* _WORK TO DO_
Quote the listing below in its entirety, omitting every image.

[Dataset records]
━━━━━━━━━━━━━━━━
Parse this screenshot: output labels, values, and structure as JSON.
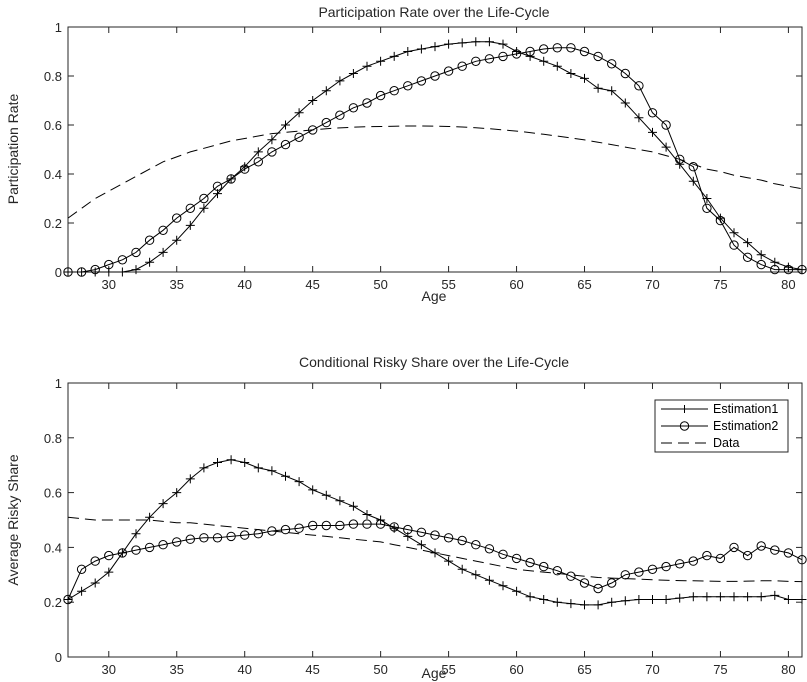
{
  "chart_data": [
    {
      "type": "line",
      "title": "Participation Rate over the Life-Cycle",
      "xlabel": "Age",
      "ylabel": "Participation Rate",
      "xlim": [
        27,
        81
      ],
      "ylim": [
        0,
        1
      ],
      "xticks": [
        30,
        35,
        40,
        45,
        50,
        55,
        60,
        65,
        70,
        75,
        80
      ],
      "yticks": [
        0,
        0.2,
        0.4,
        0.6,
        0.8,
        1
      ],
      "ytick_labels": [
        "0",
        "0.2",
        "0.4",
        "0.6",
        "0.8",
        "1"
      ],
      "legend": null,
      "grid": false,
      "x": [
        27,
        28,
        29,
        30,
        31,
        32,
        33,
        34,
        35,
        36,
        37,
        38,
        39,
        40,
        41,
        42,
        43,
        44,
        45,
        46,
        47,
        48,
        49,
        50,
        51,
        52,
        53,
        54,
        55,
        56,
        57,
        58,
        59,
        60,
        61,
        62,
        63,
        64,
        65,
        66,
        67,
        68,
        69,
        70,
        71,
        72,
        73,
        74,
        75,
        76,
        77,
        78,
        79,
        80,
        81
      ],
      "series": [
        {
          "name": "Estimation1",
          "marker": "plus",
          "style": "solid",
          "values": [
            0.0,
            0.0,
            0.0,
            0.0,
            0.0,
            0.01,
            0.04,
            0.08,
            0.13,
            0.19,
            0.26,
            0.32,
            0.38,
            0.43,
            0.49,
            0.54,
            0.6,
            0.65,
            0.7,
            0.74,
            0.78,
            0.81,
            0.84,
            0.86,
            0.88,
            0.9,
            0.91,
            0.92,
            0.93,
            0.935,
            0.94,
            0.94,
            0.93,
            0.9,
            0.88,
            0.86,
            0.84,
            0.81,
            0.79,
            0.75,
            0.74,
            0.69,
            0.63,
            0.57,
            0.51,
            0.44,
            0.37,
            0.3,
            0.22,
            0.16,
            0.12,
            0.07,
            0.04,
            0.02,
            0.01
          ]
        },
        {
          "name": "Estimation2",
          "marker": "circle",
          "style": "solid",
          "values": [
            0.0,
            0.0,
            0.01,
            0.03,
            0.05,
            0.08,
            0.13,
            0.17,
            0.22,
            0.26,
            0.3,
            0.35,
            0.38,
            0.42,
            0.45,
            0.49,
            0.52,
            0.55,
            0.58,
            0.61,
            0.64,
            0.67,
            0.69,
            0.72,
            0.74,
            0.76,
            0.78,
            0.8,
            0.82,
            0.84,
            0.86,
            0.87,
            0.88,
            0.89,
            0.9,
            0.91,
            0.915,
            0.915,
            0.9,
            0.88,
            0.85,
            0.81,
            0.76,
            0.65,
            0.6,
            0.46,
            0.43,
            0.26,
            0.21,
            0.11,
            0.06,
            0.03,
            0.01,
            0.01,
            0.01
          ]
        },
        {
          "name": "Data",
          "marker": "none",
          "style": "dashed",
          "values": [
            0.22,
            0.26,
            0.3,
            0.33,
            0.36,
            0.39,
            0.42,
            0.45,
            0.47,
            0.49,
            0.505,
            0.52,
            0.535,
            0.545,
            0.555,
            0.565,
            0.57,
            0.575,
            0.58,
            0.585,
            0.588,
            0.591,
            0.593,
            0.594,
            0.595,
            0.596,
            0.596,
            0.595,
            0.594,
            0.592,
            0.589,
            0.585,
            0.58,
            0.575,
            0.569,
            0.562,
            0.555,
            0.547,
            0.539,
            0.53,
            0.52,
            0.51,
            0.5,
            0.49,
            0.475,
            0.46,
            0.44,
            0.42,
            0.41,
            0.395,
            0.385,
            0.375,
            0.36,
            0.35,
            0.34
          ]
        }
      ]
    },
    {
      "type": "line",
      "title": "Conditional Risky Share over the Life-Cycle",
      "xlabel": "Age",
      "ylabel": "Average Risky Share",
      "xlim": [
        27,
        81
      ],
      "ylim": [
        0,
        1
      ],
      "xticks": [
        30,
        35,
        40,
        45,
        50,
        55,
        60,
        65,
        70,
        75,
        80
      ],
      "yticks": [
        0,
        0.2,
        0.4,
        0.6,
        0.8,
        1
      ],
      "ytick_labels": [
        "0",
        "0.2",
        "0.4",
        "0.6",
        "0.8",
        "1"
      ],
      "legend": "top-right",
      "grid": false,
      "x": [
        27,
        28,
        29,
        30,
        31,
        32,
        33,
        34,
        35,
        36,
        37,
        38,
        39,
        40,
        41,
        42,
        43,
        44,
        45,
        46,
        47,
        48,
        49,
        50,
        51,
        52,
        53,
        54,
        55,
        56,
        57,
        58,
        59,
        60,
        61,
        62,
        63,
        64,
        65,
        66,
        67,
        68,
        69,
        70,
        71,
        72,
        73,
        74,
        75,
        76,
        77,
        78,
        79,
        80,
        81
      ],
      "series": [
        {
          "name": "Estimation1",
          "marker": "plus",
          "style": "solid",
          "values": [
            0.21,
            0.24,
            0.27,
            0.31,
            0.38,
            0.45,
            0.51,
            0.56,
            0.6,
            0.65,
            0.69,
            0.71,
            0.72,
            0.71,
            0.69,
            0.68,
            0.66,
            0.64,
            0.61,
            0.59,
            0.57,
            0.55,
            0.52,
            0.5,
            0.47,
            0.44,
            0.41,
            0.38,
            0.35,
            0.32,
            0.3,
            0.28,
            0.26,
            0.24,
            0.22,
            0.21,
            0.2,
            0.195,
            0.19,
            0.19,
            0.2,
            0.205,
            0.21,
            0.21,
            0.21,
            0.215,
            0.22,
            0.22,
            0.22,
            0.22,
            0.22,
            0.22,
            0.225,
            0.21,
            0.21
          ]
        },
        {
          "name": "Estimation2",
          "marker": "circle",
          "style": "solid",
          "values": [
            0.21,
            0.32,
            0.35,
            0.37,
            0.38,
            0.39,
            0.4,
            0.41,
            0.42,
            0.43,
            0.435,
            0.435,
            0.44,
            0.445,
            0.45,
            0.46,
            0.465,
            0.47,
            0.48,
            0.48,
            0.48,
            0.485,
            0.485,
            0.485,
            0.475,
            0.465,
            0.455,
            0.445,
            0.435,
            0.425,
            0.41,
            0.395,
            0.375,
            0.36,
            0.345,
            0.33,
            0.315,
            0.295,
            0.27,
            0.25,
            0.27,
            0.3,
            0.31,
            0.32,
            0.33,
            0.34,
            0.35,
            0.37,
            0.36,
            0.4,
            0.37,
            0.405,
            0.39,
            0.38,
            0.355
          ]
        },
        {
          "name": "Data",
          "marker": "none",
          "style": "dashed",
          "values": [
            0.51,
            0.505,
            0.5,
            0.5,
            0.5,
            0.5,
            0.5,
            0.495,
            0.49,
            0.49,
            0.485,
            0.48,
            0.475,
            0.47,
            0.465,
            0.46,
            0.455,
            0.45,
            0.445,
            0.44,
            0.435,
            0.43,
            0.425,
            0.42,
            0.41,
            0.4,
            0.39,
            0.38,
            0.37,
            0.36,
            0.35,
            0.34,
            0.33,
            0.32,
            0.315,
            0.31,
            0.305,
            0.3,
            0.295,
            0.29,
            0.288,
            0.286,
            0.284,
            0.282,
            0.28,
            0.279,
            0.278,
            0.277,
            0.276,
            0.276,
            0.277,
            0.278,
            0.278,
            0.276,
            0.275
          ]
        }
      ]
    }
  ]
}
━━━━━━━━━━━━━━━━
* _REPLY_
Parse this screenshot: output labels, values, and structure as JSON.
{
  "chart_data": [
    {
      "type": "line",
      "title": "Participation Rate over the Life-Cycle",
      "xlabel": "Age",
      "ylabel": "Participation Rate",
      "xlim": [
        27,
        81
      ],
      "ylim": [
        0,
        1
      ],
      "xticks": [
        30,
        35,
        40,
        45,
        50,
        55,
        60,
        65,
        70,
        75,
        80
      ],
      "yticks": [
        0,
        0.2,
        0.4,
        0.6,
        0.8,
        1
      ],
      "ytick_labels": [
        "0",
        "0.2",
        "0.4",
        "0.6",
        "0.8",
        "1"
      ],
      "legend": null,
      "grid": false,
      "x": [
        27,
        28,
        29,
        30,
        31,
        32,
        33,
        34,
        35,
        36,
        37,
        38,
        39,
        40,
        41,
        42,
        43,
        44,
        45,
        46,
        47,
        48,
        49,
        50,
        51,
        52,
        53,
        54,
        55,
        56,
        57,
        58,
        59,
        60,
        61,
        62,
        63,
        64,
        65,
        66,
        67,
        68,
        69,
        70,
        71,
        72,
        73,
        74,
        75,
        76,
        77,
        78,
        79,
        80,
        81
      ],
      "series": [
        {
          "name": "Estimation1",
          "marker": "plus",
          "style": "solid",
          "values": [
            0.0,
            0.0,
            0.0,
            0.0,
            0.0,
            0.01,
            0.04,
            0.08,
            0.13,
            0.19,
            0.26,
            0.32,
            0.38,
            0.43,
            0.49,
            0.54,
            0.6,
            0.65,
            0.7,
            0.74,
            0.78,
            0.81,
            0.84,
            0.86,
            0.88,
            0.9,
            0.91,
            0.92,
            0.93,
            0.935,
            0.94,
            0.94,
            0.93,
            0.9,
            0.88,
            0.86,
            0.84,
            0.81,
            0.79,
            0.75,
            0.74,
            0.69,
            0.63,
            0.57,
            0.51,
            0.44,
            0.37,
            0.3,
            0.22,
            0.16,
            0.12,
            0.07,
            0.04,
            0.02,
            0.01
          ]
        },
        {
          "name": "Estimation2",
          "marker": "circle",
          "style": "solid",
          "values": [
            0.0,
            0.0,
            0.01,
            0.03,
            0.05,
            0.08,
            0.13,
            0.17,
            0.22,
            0.26,
            0.3,
            0.35,
            0.38,
            0.42,
            0.45,
            0.49,
            0.52,
            0.55,
            0.58,
            0.61,
            0.64,
            0.67,
            0.69,
            0.72,
            0.74,
            0.76,
            0.78,
            0.8,
            0.82,
            0.84,
            0.86,
            0.87,
            0.88,
            0.89,
            0.9,
            0.91,
            0.915,
            0.915,
            0.9,
            0.88,
            0.85,
            0.81,
            0.76,
            0.65,
            0.6,
            0.46,
            0.43,
            0.26,
            0.21,
            0.11,
            0.06,
            0.03,
            0.01,
            0.01,
            0.01
          ]
        },
        {
          "name": "Data",
          "marker": "none",
          "style": "dashed",
          "values": [
            0.22,
            0.26,
            0.3,
            0.33,
            0.36,
            0.39,
            0.42,
            0.45,
            0.47,
            0.49,
            0.505,
            0.52,
            0.535,
            0.545,
            0.555,
            0.565,
            0.57,
            0.575,
            0.58,
            0.585,
            0.588,
            0.591,
            0.593,
            0.594,
            0.595,
            0.596,
            0.596,
            0.595,
            0.594,
            0.592,
            0.589,
            0.585,
            0.58,
            0.575,
            0.569,
            0.562,
            0.555,
            0.547,
            0.539,
            0.53,
            0.52,
            0.51,
            0.5,
            0.49,
            0.475,
            0.46,
            0.44,
            0.42,
            0.41,
            0.395,
            0.385,
            0.375,
            0.36,
            0.35,
            0.34
          ]
        }
      ]
    },
    {
      "type": "line",
      "title": "Conditional Risky Share over the Life-Cycle",
      "xlabel": "Age",
      "ylabel": "Average Risky Share",
      "xlim": [
        27,
        81
      ],
      "ylim": [
        0,
        1
      ],
      "xticks": [
        30,
        35,
        40,
        45,
        50,
        55,
        60,
        65,
        70,
        75,
        80
      ],
      "yticks": [
        0,
        0.2,
        0.4,
        0.6,
        0.8,
        1
      ],
      "ytick_labels": [
        "0",
        "0.2",
        "0.4",
        "0.6",
        "0.8",
        "1"
      ],
      "legend": "top-right",
      "grid": false,
      "x": [
        27,
        28,
        29,
        30,
        31,
        32,
        33,
        34,
        35,
        36,
        37,
        38,
        39,
        40,
        41,
        42,
        43,
        44,
        45,
        46,
        47,
        48,
        49,
        50,
        51,
        52,
        53,
        54,
        55,
        56,
        57,
        58,
        59,
        60,
        61,
        62,
        63,
        64,
        65,
        66,
        67,
        68,
        69,
        70,
        71,
        72,
        73,
        74,
        75,
        76,
        77,
        78,
        79,
        80,
        81
      ],
      "series": [
        {
          "name": "Estimation1",
          "marker": "plus",
          "style": "solid",
          "values": [
            0.21,
            0.24,
            0.27,
            0.31,
            0.38,
            0.45,
            0.51,
            0.56,
            0.6,
            0.65,
            0.69,
            0.71,
            0.72,
            0.71,
            0.69,
            0.68,
            0.66,
            0.64,
            0.61,
            0.59,
            0.57,
            0.55,
            0.52,
            0.5,
            0.47,
            0.44,
            0.41,
            0.38,
            0.35,
            0.32,
            0.3,
            0.28,
            0.26,
            0.24,
            0.22,
            0.21,
            0.2,
            0.195,
            0.19,
            0.19,
            0.2,
            0.205,
            0.21,
            0.21,
            0.21,
            0.215,
            0.22,
            0.22,
            0.22,
            0.22,
            0.22,
            0.22,
            0.225,
            0.21,
            0.21
          ]
        },
        {
          "name": "Estimation2",
          "marker": "circle",
          "style": "solid",
          "values": [
            0.21,
            0.32,
            0.35,
            0.37,
            0.38,
            0.39,
            0.4,
            0.41,
            0.42,
            0.43,
            0.435,
            0.435,
            0.44,
            0.445,
            0.45,
            0.46,
            0.465,
            0.47,
            0.48,
            0.48,
            0.48,
            0.485,
            0.485,
            0.485,
            0.475,
            0.465,
            0.455,
            0.445,
            0.435,
            0.425,
            0.41,
            0.395,
            0.375,
            0.36,
            0.345,
            0.33,
            0.315,
            0.295,
            0.27,
            0.25,
            0.27,
            0.3,
            0.31,
            0.32,
            0.33,
            0.34,
            0.35,
            0.37,
            0.36,
            0.4,
            0.37,
            0.405,
            0.39,
            0.38,
            0.355
          ]
        },
        {
          "name": "Data",
          "marker": "none",
          "style": "dashed",
          "values": [
            0.51,
            0.505,
            0.5,
            0.5,
            0.5,
            0.5,
            0.5,
            0.495,
            0.49,
            0.49,
            0.485,
            0.48,
            0.475,
            0.47,
            0.465,
            0.46,
            0.455,
            0.45,
            0.445,
            0.44,
            0.435,
            0.43,
            0.425,
            0.42,
            0.41,
            0.4,
            0.39,
            0.38,
            0.37,
            0.36,
            0.35,
            0.34,
            0.33,
            0.32,
            0.315,
            0.31,
            0.305,
            0.3,
            0.295,
            0.29,
            0.288,
            0.286,
            0.284,
            0.282,
            0.28,
            0.279,
            0.278,
            0.277,
            0.276,
            0.276,
            0.277,
            0.278,
            0.278,
            0.276,
            0.275
          ]
        }
      ]
    }
  ]
}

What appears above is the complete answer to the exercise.